List all lines in the material below that contain "والباب".

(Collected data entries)
>>
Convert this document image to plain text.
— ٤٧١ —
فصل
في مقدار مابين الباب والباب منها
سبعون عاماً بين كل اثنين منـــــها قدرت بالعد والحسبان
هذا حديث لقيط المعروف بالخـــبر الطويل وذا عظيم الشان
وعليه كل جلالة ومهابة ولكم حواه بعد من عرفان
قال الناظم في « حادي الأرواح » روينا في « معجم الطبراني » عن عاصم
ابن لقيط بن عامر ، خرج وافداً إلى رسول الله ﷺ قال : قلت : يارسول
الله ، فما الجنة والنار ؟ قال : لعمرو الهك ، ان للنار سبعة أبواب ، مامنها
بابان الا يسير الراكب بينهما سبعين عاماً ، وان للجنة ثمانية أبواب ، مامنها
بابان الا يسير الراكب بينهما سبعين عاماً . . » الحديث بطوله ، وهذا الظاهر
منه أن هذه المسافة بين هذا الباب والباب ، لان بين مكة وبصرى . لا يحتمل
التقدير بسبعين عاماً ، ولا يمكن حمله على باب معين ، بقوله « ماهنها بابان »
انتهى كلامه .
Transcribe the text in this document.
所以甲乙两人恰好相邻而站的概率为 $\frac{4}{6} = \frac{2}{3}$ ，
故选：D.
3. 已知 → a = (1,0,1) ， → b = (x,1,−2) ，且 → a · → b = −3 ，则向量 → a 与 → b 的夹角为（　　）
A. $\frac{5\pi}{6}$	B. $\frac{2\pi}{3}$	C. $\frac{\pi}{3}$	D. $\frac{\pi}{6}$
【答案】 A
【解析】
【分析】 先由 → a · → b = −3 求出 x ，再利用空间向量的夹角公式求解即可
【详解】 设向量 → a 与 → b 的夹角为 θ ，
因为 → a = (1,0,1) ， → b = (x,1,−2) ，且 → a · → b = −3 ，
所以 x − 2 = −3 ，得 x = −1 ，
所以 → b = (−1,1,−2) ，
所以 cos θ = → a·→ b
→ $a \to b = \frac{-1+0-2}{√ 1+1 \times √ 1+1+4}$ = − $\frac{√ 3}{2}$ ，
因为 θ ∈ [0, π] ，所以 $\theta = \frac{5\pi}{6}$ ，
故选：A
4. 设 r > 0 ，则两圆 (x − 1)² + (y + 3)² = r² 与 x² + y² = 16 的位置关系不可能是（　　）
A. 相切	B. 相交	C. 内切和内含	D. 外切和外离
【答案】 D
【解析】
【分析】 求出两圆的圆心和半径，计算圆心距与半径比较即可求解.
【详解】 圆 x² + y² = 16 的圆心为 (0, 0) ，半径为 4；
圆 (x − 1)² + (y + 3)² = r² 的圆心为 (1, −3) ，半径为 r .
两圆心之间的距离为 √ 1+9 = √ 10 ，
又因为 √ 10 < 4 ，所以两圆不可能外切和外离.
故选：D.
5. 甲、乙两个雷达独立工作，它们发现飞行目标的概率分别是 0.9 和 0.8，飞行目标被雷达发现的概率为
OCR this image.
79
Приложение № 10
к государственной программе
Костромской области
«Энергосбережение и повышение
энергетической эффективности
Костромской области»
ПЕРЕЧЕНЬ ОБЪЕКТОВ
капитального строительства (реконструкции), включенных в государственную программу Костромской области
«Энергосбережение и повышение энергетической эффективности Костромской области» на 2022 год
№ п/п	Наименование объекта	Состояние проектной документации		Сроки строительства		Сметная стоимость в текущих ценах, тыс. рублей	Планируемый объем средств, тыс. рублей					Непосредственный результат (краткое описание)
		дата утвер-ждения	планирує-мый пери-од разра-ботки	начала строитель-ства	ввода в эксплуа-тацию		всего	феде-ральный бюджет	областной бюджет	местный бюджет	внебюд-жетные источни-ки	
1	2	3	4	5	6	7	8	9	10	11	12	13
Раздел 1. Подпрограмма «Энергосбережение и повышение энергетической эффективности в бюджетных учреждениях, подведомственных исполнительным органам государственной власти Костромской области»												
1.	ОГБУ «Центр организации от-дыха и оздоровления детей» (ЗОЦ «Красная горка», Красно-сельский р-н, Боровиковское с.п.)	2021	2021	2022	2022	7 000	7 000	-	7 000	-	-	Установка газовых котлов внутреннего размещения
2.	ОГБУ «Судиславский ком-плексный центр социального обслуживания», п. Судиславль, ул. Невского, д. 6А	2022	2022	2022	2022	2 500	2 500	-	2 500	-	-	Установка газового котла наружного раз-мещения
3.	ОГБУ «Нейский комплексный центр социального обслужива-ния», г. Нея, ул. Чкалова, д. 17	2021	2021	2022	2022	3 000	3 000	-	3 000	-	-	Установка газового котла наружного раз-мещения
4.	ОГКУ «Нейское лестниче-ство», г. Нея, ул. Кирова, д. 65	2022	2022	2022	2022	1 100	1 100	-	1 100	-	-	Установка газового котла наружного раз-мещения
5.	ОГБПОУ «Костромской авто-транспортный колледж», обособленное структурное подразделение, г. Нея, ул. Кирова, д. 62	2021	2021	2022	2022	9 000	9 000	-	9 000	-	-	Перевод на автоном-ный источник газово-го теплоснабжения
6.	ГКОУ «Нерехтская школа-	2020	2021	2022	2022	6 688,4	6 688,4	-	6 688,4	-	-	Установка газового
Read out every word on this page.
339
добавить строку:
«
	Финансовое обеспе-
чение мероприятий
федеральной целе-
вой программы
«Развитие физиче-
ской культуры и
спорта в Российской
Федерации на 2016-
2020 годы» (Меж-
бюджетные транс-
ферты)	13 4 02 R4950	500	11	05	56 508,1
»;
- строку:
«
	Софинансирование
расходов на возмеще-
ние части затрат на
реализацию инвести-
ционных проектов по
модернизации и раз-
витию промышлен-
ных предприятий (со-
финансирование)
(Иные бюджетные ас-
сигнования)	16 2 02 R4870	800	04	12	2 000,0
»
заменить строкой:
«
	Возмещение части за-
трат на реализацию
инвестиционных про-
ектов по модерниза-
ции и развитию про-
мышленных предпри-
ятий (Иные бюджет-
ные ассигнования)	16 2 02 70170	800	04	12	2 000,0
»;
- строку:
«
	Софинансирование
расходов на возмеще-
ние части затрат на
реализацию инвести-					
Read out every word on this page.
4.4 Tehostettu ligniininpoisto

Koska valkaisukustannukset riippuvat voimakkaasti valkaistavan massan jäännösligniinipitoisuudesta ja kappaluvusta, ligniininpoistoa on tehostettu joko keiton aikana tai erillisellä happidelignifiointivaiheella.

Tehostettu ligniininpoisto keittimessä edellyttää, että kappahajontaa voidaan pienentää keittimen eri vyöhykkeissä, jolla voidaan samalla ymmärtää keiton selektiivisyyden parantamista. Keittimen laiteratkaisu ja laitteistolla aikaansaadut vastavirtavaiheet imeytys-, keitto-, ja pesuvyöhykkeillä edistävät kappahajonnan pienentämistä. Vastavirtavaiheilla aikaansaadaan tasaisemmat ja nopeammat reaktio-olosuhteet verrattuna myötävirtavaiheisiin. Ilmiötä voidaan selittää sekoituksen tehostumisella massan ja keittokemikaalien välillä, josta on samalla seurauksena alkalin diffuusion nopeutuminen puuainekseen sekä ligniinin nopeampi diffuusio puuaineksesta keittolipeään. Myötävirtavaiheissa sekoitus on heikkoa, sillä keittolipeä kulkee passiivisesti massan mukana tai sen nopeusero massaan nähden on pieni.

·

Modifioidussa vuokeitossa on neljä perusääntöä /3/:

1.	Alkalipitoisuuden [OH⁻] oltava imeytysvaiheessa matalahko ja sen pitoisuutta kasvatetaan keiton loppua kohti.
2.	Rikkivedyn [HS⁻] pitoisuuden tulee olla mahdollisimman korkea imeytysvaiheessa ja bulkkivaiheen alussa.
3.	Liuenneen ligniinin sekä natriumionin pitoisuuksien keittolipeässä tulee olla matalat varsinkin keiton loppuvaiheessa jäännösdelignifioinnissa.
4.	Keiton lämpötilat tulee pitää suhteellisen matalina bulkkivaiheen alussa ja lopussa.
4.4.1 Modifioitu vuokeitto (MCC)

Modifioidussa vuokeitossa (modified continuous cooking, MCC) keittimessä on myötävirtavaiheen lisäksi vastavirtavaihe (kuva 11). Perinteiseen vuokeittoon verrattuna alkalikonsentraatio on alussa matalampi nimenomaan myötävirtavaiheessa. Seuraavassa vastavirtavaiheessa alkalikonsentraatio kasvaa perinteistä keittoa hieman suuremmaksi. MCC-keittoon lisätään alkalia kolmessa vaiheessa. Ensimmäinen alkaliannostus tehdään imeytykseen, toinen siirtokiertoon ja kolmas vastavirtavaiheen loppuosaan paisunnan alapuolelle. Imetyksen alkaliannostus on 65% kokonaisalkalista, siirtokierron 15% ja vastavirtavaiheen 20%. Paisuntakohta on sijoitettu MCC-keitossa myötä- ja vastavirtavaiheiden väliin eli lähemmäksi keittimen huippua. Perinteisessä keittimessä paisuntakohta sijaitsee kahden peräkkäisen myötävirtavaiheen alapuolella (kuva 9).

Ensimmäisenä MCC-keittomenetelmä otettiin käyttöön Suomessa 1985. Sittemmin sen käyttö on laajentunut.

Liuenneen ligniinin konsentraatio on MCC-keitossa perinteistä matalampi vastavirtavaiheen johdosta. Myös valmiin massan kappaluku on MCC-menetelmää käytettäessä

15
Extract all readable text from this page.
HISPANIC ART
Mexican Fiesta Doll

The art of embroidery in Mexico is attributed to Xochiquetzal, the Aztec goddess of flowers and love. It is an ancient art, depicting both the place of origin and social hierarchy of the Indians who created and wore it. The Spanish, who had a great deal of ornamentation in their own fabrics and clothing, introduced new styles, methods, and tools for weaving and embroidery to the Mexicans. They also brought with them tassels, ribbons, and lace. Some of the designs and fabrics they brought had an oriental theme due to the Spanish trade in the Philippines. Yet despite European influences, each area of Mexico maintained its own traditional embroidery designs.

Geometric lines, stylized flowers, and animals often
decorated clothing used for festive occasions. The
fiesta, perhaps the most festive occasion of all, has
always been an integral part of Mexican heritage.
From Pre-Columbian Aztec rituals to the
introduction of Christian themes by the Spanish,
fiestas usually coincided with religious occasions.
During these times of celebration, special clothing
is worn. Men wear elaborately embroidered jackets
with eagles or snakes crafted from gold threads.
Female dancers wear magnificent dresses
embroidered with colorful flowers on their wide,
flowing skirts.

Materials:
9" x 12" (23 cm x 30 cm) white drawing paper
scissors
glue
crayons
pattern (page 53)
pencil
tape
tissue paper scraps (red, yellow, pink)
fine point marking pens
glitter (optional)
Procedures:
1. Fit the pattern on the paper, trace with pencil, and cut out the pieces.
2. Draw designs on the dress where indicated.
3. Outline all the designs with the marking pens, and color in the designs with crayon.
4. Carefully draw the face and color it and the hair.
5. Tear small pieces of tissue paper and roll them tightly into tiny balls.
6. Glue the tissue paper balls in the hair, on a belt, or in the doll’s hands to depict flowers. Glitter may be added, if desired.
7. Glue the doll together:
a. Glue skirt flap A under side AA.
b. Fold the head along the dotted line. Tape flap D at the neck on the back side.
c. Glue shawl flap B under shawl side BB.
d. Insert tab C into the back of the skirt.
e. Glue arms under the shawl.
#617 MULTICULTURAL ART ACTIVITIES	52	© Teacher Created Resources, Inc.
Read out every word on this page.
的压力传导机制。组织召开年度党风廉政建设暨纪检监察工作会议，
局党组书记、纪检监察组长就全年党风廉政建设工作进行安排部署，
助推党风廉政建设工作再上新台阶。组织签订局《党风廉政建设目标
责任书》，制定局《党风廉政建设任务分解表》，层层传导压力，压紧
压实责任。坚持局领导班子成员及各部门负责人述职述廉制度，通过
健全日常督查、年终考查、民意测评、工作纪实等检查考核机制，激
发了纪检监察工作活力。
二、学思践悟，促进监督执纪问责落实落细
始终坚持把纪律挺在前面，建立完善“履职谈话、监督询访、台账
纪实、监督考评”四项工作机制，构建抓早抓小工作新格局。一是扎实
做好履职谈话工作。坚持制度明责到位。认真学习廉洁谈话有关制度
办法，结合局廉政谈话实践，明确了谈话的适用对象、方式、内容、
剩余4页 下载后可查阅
<<
> [Solution]
في مقدار مابين الباب والباب منها
منه أن هذه المسافة بين هذا الباب والباب ، لان بين مكة وبصرى . لا يحتمل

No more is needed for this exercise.